### [REQUIRED WORK]
All records are to be retyped faithfully and completely.

### [EXCERPTED DATA]
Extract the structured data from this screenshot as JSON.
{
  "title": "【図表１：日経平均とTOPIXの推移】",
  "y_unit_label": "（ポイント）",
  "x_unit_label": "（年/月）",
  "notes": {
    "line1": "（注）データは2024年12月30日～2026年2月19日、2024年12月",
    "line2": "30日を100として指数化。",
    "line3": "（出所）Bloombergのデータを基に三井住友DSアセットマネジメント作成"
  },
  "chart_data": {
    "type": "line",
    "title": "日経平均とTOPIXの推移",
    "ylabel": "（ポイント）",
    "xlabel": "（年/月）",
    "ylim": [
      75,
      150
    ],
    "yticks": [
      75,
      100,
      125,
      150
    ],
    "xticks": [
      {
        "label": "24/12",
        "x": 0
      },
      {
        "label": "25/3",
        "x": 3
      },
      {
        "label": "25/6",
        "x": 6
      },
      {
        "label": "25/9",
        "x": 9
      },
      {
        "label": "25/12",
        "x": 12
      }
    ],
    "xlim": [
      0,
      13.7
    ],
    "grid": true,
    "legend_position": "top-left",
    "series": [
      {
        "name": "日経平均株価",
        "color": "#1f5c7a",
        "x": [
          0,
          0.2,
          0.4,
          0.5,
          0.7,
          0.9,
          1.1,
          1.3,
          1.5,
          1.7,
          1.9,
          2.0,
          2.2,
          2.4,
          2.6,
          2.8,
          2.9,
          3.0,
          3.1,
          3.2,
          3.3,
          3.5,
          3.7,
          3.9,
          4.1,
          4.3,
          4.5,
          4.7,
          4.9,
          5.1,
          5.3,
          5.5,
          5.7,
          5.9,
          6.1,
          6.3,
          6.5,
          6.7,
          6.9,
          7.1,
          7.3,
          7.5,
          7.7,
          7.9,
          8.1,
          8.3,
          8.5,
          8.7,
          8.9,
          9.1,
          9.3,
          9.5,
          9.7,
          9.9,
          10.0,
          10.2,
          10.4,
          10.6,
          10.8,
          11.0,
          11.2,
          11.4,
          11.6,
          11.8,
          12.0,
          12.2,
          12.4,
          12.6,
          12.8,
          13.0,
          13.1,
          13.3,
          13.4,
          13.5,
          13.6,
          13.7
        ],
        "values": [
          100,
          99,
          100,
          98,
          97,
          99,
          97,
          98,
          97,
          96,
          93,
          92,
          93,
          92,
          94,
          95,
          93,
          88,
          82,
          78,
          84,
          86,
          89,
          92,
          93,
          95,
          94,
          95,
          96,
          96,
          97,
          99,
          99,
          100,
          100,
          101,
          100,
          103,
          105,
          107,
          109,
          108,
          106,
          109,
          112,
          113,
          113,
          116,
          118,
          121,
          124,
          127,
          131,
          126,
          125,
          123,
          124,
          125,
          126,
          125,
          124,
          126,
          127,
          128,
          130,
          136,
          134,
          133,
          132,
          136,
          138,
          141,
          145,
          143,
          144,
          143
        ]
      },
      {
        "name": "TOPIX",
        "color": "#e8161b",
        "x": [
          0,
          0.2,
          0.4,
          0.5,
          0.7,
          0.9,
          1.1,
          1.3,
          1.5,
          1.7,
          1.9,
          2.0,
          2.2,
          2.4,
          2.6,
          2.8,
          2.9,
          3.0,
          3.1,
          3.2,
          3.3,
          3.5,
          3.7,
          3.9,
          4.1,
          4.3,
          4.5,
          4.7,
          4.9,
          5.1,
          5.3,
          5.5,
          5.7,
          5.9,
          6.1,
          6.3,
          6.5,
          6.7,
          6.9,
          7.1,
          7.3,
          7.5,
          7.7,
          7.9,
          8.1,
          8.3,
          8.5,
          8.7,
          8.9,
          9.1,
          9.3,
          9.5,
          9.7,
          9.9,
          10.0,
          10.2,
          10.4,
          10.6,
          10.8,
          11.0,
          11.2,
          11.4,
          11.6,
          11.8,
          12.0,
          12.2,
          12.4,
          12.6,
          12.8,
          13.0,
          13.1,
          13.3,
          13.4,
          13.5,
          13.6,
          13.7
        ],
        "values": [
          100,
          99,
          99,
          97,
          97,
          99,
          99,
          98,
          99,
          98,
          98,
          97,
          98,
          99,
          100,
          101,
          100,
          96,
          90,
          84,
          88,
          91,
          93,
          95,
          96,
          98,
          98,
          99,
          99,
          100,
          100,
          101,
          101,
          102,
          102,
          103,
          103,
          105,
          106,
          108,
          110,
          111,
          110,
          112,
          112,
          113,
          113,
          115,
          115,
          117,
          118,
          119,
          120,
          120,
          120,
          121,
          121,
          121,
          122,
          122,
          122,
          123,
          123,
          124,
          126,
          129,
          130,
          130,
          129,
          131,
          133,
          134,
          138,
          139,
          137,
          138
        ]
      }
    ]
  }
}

### [REPLY]
Extract the structured data from this screenshot as JSON.
{
  "title": "【図表１：日経平均とTOPIXの推移】",
  "y_unit_label": "（ポイント）",
  "x_unit_label": "（年/月）",
  "notes": {
    "line1": "（注）データは2024年12月30日～2026年2月19日、2024年12月",
    "line2": "30日を100として指数化。",
    "line3": "（出所）Bloombergのデータを基に三井住友DSアセットマネジメント作成"
  },
  "chart_data": {
    "type": "line",
    "title": "日経平均とTOPIXの推移",
    "ylabel": "（ポイント）",
    "xlabel": "（年/月）",
    "ylim": [
      75,
      150
    ],
    "yticks": [
      75,
      100,
      125,
      150
    ],
    "xticks": [
      {
        "label": "24/12",
        "x": 0
      },
      {
        "label": "25/3",
        "x": 3
      },
      {
        "label": "25/6",
        "x": 6
      },
      {
        "label": "25/9",
        "x": 9
      },
      {
        "label": "25/12",
        "x": 12
      }
    ],
    "xlim": [
      0,
      13.7
    ],
    "grid": true,
    "legend_position": "top-left",
    "series": [
      {
        "name": "日経平均株価",
        "color": "#1f5c7a",
        "x": [
          0,
          0.2,
          0.4,
          0.5,
          0.7,
          0.9,
          1.1,
          1.3,
          1.5,
          1.7,
          1.9,
          2.0,
          2.2,
          2.4,
          2.6,
          2.8,
          2.9,
          3.0,
          3.1,
          3.2,
          3.3,
          3.5,
          3.7,
          3.9,
          4.1,
          4.3,
          4.5,
          4.7,
          4.9,
          5.1,
          5.3,
          5.5,
          5.7,
          5.9,
          6.1,
          6.3,
          6.5,
          6.7,
          6.9,
          7.1,
          7.3,
          7.5,
          7.7,
          7.9,
          8.1,
          8.3,
          8.5,
          8.7,
          8.9,
          9.1,
          9.3,
          9.5,
          9.7,
          9.9,
          10.0,
          10.2,
          10.4,
          10.6,
          10.8,
          11.0,
          11.2,
          11.4,
          11.6,
          11.8,
          12.0,
          12.2,
          12.4,
          12.6,
          12.8,
          13.0,
          13.1,
          13.3,
          13.4,
          13.5,
          13.6,
          13.7
        ],
        "values": [
          100,
          99,
          100,
          98,
          97,
          99,
          97,
          98,
          97,
          96,
          93,
          92,
          93,
          92,
          94,
          95,
          93,
          88,
          82,
          78,
          84,
          86,
          89,
          92,
          93,
          95,
          94,
          95,
          96,
          96,
          97,
          99,
          99,
          100,
          100,
          101,
          100,
          103,
          105,
          107,
          109,
          108,
          106,
          109,
          112,
          113,
          113,
          116,
          118,
          121,
          124,
          127,
          131,
          126,
          125,
          123,
          124,
          125,
          126,
          125,
          124,
          126,
          127,
          128,
          130,
          136,
          134,
          133,
          132,
          136,
          138,
          141,
          145,
          143,
          144,
          143
        ]
      },
      {
        "name": "TOPIX",
        "color": "#e8161b",
        "x": [
          0,
          0.2,
          0.4,
          0.5,
          0.7,
          0.9,
          1.1,
          1.3,
          1.5,
          1.7,
          1.9,
          2.0,
          2.2,
          2.4,
          2.6,
          2.8,
          2.9,
          3.0,
          3.1,
          3.2,
          3.3,
          3.5,
          3.7,
          3.9,
          4.1,
          4.3,
          4.5,
          4.7,
          4.9,
          5.1,
          5.3,
          5.5,
          5.7,
          5.9,
          6.1,
          6.3,
          6.5,
          6.7,
          6.9,
          7.1,
          7.3,
          7.5,
          7.7,
          7.9,
          8.1,
          8.3,
          8.5,
          8.7,
          8.9,
          9.1,
          9.3,
          9.5,
          9.7,
          9.9,
          10.0,
          10.2,
          10.4,
          10.6,
          10.8,
          11.0,
          11.2,
          11.4,
          11.6,
          11.8,
          12.0,
          12.2,
          12.4,
          12.6,
          12.8,
          13.0,
          13.1,
          13.3,
          13.4,
          13.5,
          13.6,
          13.7
        ],
        "values": [
          100,
          99,
          99,
          97,
          97,
          99,
          99,
          98,
          99,
          98,
          98,
          97,
          98,
          99,
          100,
          101,
          100,
          96,
          90,
          84,
          88,
          91,
          93,
          95,
          96,
          98,
          98,
          99,
          99,
          100,
          100,
          101,
          101,
          102,
          102,
          103,
          103,
          105,
          106,
          108,
          110,
          111,
          110,
          112,
          112,
          113,
          113,
          115,
          115,
          117,
          118,
          119,
          120,
          120,
          120,
          121,
          121,
          121,
          122,
          122,
          122,
          123,
          123,
          124,
          126,
          129,
          130,
          130,
          129,
          131,
          133,
          134,
          138,
          139,
          137,
          138
        ]
      }
    ]
  }
}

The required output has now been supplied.